» **PASSAGE SHOWN**
########
A simple scone recipe using sour cream or creme fraiche.


Ingredients

Scale
  • 2 cups (240g) all purpose flour
  • 1/4 cup (50g) light brown sugar
  • 2 teaspoons baking powder
  • 1/2 teaspoon baking soda
  • 1/2 teaspoon salt
  • 5 tablespoons (71g) cold unsalted butter, chopped into 1/4-inch pieces
  • 2/3 cup (160mL) sour cream or creme fraiche
  • 1 teaspoon vanilla extract
  • 1/2 cup (85g) chopped dried apricots
  • 1 egg, beaten (for glaze)
  • Additional brown sugar for sprinkling

Instructions

  1. Preheat oven to 400°F.
  2. Mix dry ingredients.
  3. Add butter and rub it into the flour mixture (or use a pastry blender) until it resembles cornmeal. (Alternatively, pulse until desired consistency in a food processor).
  4. Stir sour cream and vanilla together, then quickly stir into the dry mixture to form a rough dough.
  5. Turn out onto lightly floured surface and sprinkle with chopped apricots. Knead dough just until apricots are incorporated.
  6. Flatten dough into 8-inch round and cut into 8 wedges.
########
» **DATASET EXTRACT**
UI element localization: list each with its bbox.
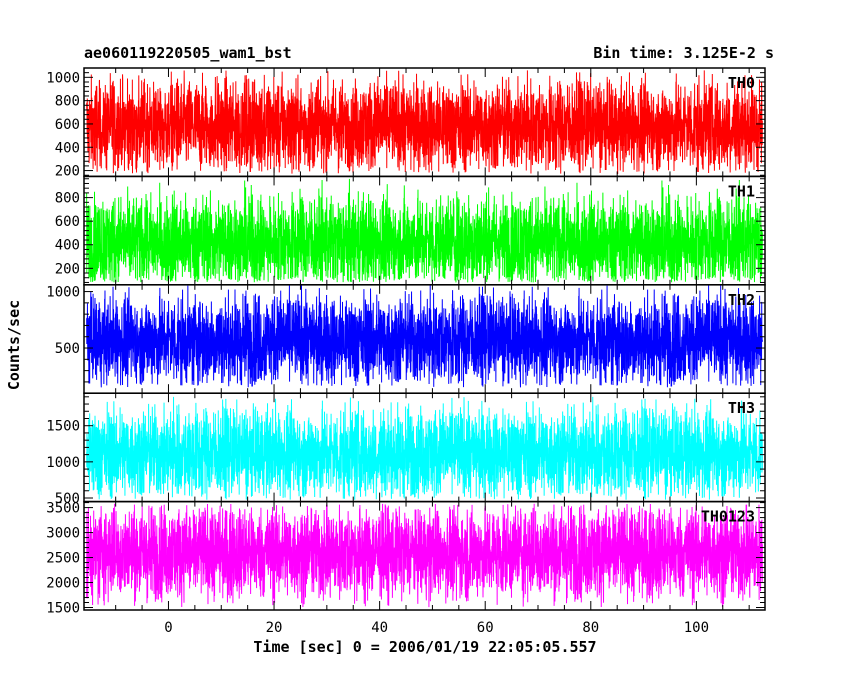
########
» **YOUR GOAL**
Continue the scone recipe, picking up after the step that cuts the dough into 8 wedges.

» **RESULT FOR THIS TASK**
  7. Transfer wedges to a parchment-lined baking sheet. Brush with egg. Sprinkle with brown sugar.
  8. Bake until golden, about 20 minutes. Serve warm or at room temperature.

Notes

To make dried apricots easier to chop, either chill them in the fridge first, or lightly oil your knife. Try to work butter into the flour as quickly as possible: keeping the dough cold is the key to light and flaky scones.

These scones are a good fallback because nearly all the ingredients can be kept in the pantry. You won’t be put in the slightly absurd situation of buying more food in order to use up food you already have, and you can substitute in other kinds of dried fruit or nuts to use what you already have.